#### DATA FOR THIS EXERCISE
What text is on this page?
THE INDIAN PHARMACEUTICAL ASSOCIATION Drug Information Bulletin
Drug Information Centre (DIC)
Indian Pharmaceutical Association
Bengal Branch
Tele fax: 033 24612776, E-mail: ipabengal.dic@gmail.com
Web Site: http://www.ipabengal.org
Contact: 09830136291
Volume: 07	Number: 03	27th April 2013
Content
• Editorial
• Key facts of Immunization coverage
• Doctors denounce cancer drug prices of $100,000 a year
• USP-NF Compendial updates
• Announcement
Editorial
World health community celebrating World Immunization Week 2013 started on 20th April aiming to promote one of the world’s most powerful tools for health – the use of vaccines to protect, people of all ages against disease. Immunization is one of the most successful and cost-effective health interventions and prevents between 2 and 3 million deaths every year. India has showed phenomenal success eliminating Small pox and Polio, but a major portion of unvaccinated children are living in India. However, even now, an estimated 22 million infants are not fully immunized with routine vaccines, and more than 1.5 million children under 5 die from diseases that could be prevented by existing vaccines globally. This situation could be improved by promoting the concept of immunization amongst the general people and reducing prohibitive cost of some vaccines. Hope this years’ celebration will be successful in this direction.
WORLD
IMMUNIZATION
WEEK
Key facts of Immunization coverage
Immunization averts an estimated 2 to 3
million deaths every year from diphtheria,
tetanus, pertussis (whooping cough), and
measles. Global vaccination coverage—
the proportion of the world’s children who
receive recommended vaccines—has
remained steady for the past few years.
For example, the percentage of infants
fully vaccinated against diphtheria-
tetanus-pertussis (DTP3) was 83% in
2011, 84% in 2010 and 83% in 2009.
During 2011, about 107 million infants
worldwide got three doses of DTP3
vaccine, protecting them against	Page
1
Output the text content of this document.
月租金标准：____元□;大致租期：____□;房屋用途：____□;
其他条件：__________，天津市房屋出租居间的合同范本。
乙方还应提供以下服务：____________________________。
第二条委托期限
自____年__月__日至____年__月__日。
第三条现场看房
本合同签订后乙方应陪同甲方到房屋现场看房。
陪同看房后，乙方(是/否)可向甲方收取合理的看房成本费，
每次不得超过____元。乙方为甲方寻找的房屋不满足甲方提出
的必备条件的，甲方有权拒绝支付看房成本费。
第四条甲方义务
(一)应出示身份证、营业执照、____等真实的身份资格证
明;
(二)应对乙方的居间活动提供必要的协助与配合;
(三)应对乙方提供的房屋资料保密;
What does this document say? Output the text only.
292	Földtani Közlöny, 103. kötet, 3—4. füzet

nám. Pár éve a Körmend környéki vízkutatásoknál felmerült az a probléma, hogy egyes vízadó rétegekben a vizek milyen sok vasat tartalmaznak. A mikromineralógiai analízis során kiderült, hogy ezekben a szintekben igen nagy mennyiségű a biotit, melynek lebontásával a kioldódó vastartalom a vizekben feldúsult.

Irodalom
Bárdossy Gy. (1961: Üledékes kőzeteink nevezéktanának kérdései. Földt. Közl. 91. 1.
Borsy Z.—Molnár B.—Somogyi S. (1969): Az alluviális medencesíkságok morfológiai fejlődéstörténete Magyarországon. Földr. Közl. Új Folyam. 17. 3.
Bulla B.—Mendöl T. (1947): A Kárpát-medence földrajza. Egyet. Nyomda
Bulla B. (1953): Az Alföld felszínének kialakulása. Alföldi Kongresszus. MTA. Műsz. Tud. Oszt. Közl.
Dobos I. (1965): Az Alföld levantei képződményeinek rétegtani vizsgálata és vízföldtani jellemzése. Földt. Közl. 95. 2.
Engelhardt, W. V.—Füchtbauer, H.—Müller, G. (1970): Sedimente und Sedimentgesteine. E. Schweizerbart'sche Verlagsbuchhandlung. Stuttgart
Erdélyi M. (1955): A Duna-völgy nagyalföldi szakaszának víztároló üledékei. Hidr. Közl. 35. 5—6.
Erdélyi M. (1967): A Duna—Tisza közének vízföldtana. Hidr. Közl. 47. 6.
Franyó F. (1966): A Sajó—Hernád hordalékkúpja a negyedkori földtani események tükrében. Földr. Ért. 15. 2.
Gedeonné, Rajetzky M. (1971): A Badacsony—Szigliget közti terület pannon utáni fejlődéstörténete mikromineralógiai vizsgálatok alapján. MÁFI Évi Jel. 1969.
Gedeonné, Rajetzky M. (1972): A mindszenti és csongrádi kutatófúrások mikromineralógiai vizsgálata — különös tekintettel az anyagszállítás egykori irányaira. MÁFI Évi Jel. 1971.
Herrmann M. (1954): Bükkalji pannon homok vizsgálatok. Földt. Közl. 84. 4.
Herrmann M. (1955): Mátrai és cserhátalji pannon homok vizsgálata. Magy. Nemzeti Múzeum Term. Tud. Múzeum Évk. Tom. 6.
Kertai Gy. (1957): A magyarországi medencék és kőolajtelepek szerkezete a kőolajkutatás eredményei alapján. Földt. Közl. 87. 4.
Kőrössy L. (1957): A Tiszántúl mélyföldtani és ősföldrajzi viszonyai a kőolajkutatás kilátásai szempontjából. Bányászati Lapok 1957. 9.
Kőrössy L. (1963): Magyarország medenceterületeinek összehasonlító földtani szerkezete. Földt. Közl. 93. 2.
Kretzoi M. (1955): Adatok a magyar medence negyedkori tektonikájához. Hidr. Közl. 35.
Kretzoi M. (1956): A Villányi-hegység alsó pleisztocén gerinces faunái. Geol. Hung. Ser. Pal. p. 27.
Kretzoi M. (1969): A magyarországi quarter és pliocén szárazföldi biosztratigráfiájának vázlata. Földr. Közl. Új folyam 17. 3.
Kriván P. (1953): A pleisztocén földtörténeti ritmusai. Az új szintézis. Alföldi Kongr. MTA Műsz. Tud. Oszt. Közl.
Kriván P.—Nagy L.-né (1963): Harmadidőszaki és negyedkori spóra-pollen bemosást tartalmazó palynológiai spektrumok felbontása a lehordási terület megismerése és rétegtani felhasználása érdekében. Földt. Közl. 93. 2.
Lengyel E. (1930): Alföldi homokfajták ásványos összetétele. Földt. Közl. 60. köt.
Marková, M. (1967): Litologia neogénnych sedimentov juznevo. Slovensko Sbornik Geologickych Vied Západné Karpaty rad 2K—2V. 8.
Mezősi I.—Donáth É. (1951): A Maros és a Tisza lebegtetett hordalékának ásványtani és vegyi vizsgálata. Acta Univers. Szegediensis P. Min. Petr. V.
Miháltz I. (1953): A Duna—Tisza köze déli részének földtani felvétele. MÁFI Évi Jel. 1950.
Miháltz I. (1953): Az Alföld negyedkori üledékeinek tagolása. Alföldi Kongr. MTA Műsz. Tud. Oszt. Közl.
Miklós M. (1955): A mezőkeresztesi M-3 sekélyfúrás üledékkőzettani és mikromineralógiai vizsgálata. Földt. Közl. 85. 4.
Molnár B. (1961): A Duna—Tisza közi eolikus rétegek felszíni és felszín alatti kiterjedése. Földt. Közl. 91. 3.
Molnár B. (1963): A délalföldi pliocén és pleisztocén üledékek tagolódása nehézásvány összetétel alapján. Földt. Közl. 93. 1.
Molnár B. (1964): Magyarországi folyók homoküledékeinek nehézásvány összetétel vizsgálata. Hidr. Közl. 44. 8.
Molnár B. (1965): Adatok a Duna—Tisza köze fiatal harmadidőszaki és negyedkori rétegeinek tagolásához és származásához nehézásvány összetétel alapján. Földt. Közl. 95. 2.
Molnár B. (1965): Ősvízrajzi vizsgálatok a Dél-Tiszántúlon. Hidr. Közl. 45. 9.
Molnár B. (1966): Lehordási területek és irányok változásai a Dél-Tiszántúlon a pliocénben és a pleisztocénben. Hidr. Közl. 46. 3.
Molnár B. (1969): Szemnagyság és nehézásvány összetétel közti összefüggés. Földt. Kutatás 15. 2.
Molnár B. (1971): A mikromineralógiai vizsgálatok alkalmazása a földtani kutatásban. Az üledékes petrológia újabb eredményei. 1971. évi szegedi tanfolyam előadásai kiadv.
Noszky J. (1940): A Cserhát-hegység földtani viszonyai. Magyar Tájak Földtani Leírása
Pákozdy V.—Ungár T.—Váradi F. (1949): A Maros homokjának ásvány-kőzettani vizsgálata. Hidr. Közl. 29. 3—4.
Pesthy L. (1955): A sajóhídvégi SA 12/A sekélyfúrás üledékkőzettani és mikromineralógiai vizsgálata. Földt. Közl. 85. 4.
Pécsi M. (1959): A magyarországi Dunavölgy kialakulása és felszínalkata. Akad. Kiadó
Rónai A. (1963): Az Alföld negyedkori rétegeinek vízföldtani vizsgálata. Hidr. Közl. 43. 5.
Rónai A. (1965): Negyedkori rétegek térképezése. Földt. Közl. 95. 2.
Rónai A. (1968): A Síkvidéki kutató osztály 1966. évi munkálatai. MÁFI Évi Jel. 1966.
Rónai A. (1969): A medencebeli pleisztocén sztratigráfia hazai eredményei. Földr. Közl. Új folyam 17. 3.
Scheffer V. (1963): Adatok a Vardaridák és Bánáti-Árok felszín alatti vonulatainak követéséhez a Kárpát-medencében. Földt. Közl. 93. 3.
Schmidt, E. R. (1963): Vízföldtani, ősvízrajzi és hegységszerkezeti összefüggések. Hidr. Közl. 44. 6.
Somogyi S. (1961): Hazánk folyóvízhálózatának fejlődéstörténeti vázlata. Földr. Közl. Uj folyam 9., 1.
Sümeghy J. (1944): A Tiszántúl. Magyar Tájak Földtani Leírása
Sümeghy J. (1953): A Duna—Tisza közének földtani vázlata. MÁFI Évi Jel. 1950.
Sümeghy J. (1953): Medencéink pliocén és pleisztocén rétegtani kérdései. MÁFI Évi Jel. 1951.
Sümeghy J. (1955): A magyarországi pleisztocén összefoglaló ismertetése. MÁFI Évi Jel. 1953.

#### OBJECTIVE
Look through the entries above. Extract each line with the word "kérdései".

#### THE ANSWER
Bárdossy Gy. (1961: Üledékes kőzeteink nevezéktanának kérdései. Földt. Közl. 91. 1.
Sümeghy J. (1953): Medencéink pliocén és pleisztocén rétegtani kérdései. MÁFI Évi Jel. 1951.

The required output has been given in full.